** Start Extracted entries **
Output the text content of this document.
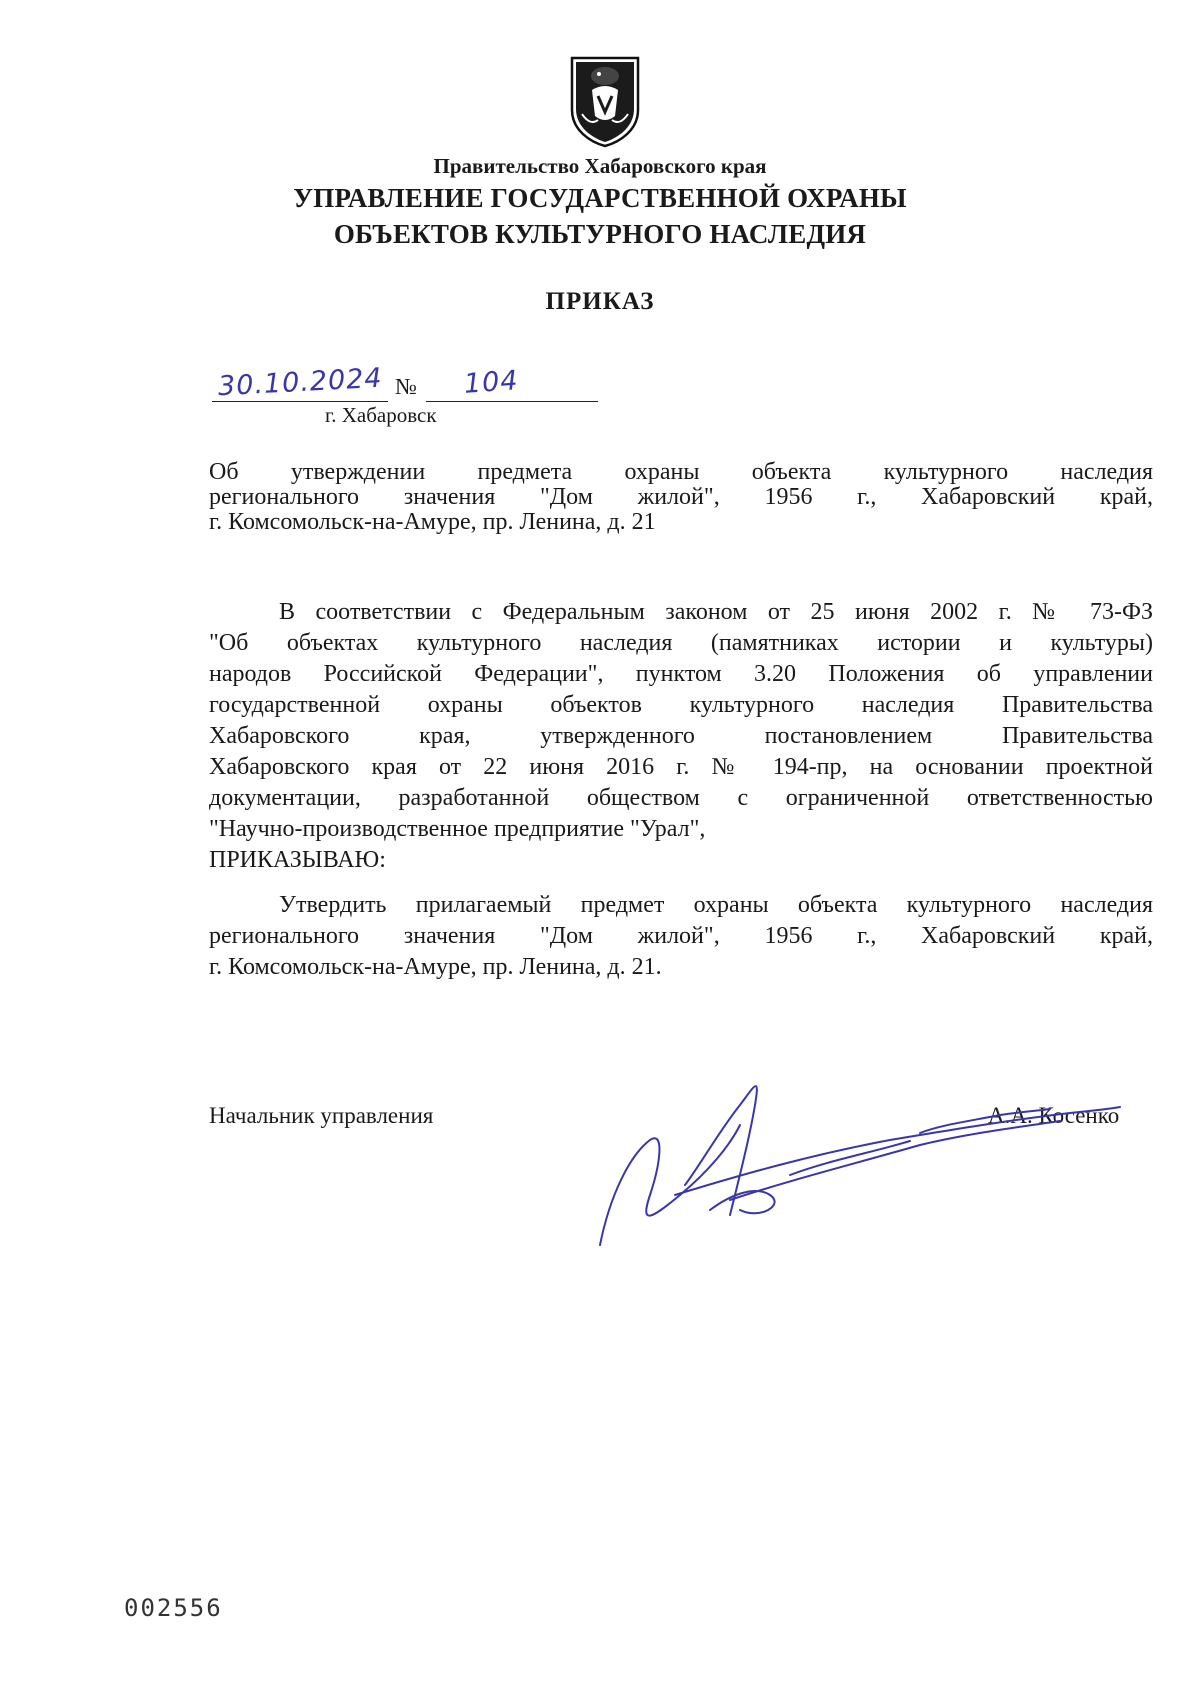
Правительство Хабаровского края
УПРАВЛЕНИЕ ГОСУДАРСТВЕННОЙ ОХРАНЫ
ОБЪЕКТОВ КУЛЬТУРНОГО НАСЛЕДИЯ
ПРИКАЗ
30.10.2024 № 104
г. Хабаровск
Об утверждении предмета охраны объекта культурного наследия
регионального значения "Дом жилой", 1956 г., Хабаровский край,
г. Комсомольск-на-Амуре, пр. Ленина, д. 21
В соответствии с Федеральным законом от 25 июня 2002 г. № 73-ФЗ
"Об объектах культурного наследия (памятниках истории и культуры)
народов Российской Федерации", пунктом 3.20 Положения об управлении
государственной охраны объектов культурного наследия Правительства
Хабаровского края, утвержденного постановлением Правительства
Хабаровского края от 22 июня 2016 г. № 194-пр, на основании проектной
документации, разработанной обществом с ограниченной ответственностью
"Научно-производственное предприятие "Урал",
ПРИКАЗЫВАЮ:
Утвердить прилагаемый предмет охраны объекта культурного наследия
регионального значения "Дом жилой", 1956 г., Хабаровский край,
г. Комсомольск-на-Амуре, пр. Ленина, д. 21.
Начальник управления	А.А. Косенко
002556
** End Extracted entries **
◆ Problem details: Reproduce all of the material above word for word. Omit the pictures.

◆ Solution to this task:
Output the text content of this document.
Правительство Хабаровского края
УПРАВЛЕНИЕ ГОСУДАРСТВЕННОЙ ОХРАНЫ
ОБЪЕКТОВ КУЛЬТУРНОГО НАСЛЕДИЯ
ПРИКАЗ
30.10.2024 № 104
г. Хабаровск
Об утверждении предмета охраны объекта культурного наследия
регионального значения "Дом жилой", 1956 г., Хабаровский край,
г. Комсомольск-на-Амуре, пр. Ленина, д. 21
В соответствии с Федеральным законом от 25 июня 2002 г. № 73-ФЗ
"Об объектах культурного наследия (памятниках истории и культуры)
народов Российской Федерации", пунктом 3.20 Положения об управлении
государственной охраны объектов культурного наследия Правительства
Хабаровского края, утвержденного постановлением Правительства
Хабаровского края от 22 июня 2016 г. № 194-пр, на основании проектной
документации, разработанной обществом с ограниченной ответственностью
"Научно-производственное предприятие "Урал",
ПРИКАЗЫВАЮ:
Утвердить прилагаемый предмет охраны объекта культурного наследия
регионального значения "Дом жилой", 1956 г., Хабаровский край,
г. Комсомольск-на-Амуре, пр. Ленина, д. 21.
Начальник управления	А.А. Косенко
002556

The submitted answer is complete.